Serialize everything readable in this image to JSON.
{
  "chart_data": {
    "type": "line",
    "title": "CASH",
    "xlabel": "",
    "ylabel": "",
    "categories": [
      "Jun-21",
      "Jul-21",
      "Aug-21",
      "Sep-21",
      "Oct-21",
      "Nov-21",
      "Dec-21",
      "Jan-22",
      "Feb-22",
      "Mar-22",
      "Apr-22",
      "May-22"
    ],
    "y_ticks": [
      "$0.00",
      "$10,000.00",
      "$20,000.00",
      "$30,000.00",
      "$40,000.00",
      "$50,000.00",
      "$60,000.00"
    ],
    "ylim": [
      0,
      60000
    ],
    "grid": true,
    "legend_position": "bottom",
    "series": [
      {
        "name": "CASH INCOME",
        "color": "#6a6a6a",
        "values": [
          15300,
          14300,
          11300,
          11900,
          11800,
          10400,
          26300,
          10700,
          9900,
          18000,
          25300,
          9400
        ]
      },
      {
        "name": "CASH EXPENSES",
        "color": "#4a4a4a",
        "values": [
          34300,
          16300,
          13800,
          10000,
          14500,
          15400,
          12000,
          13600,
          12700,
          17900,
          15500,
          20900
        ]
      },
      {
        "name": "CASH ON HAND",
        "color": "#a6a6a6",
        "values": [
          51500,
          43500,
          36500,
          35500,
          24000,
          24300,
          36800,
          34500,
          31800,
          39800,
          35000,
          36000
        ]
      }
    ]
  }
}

What to work on: Report how many lines of the entries hold the string "CASH". Provide the number alone.

The reply: 4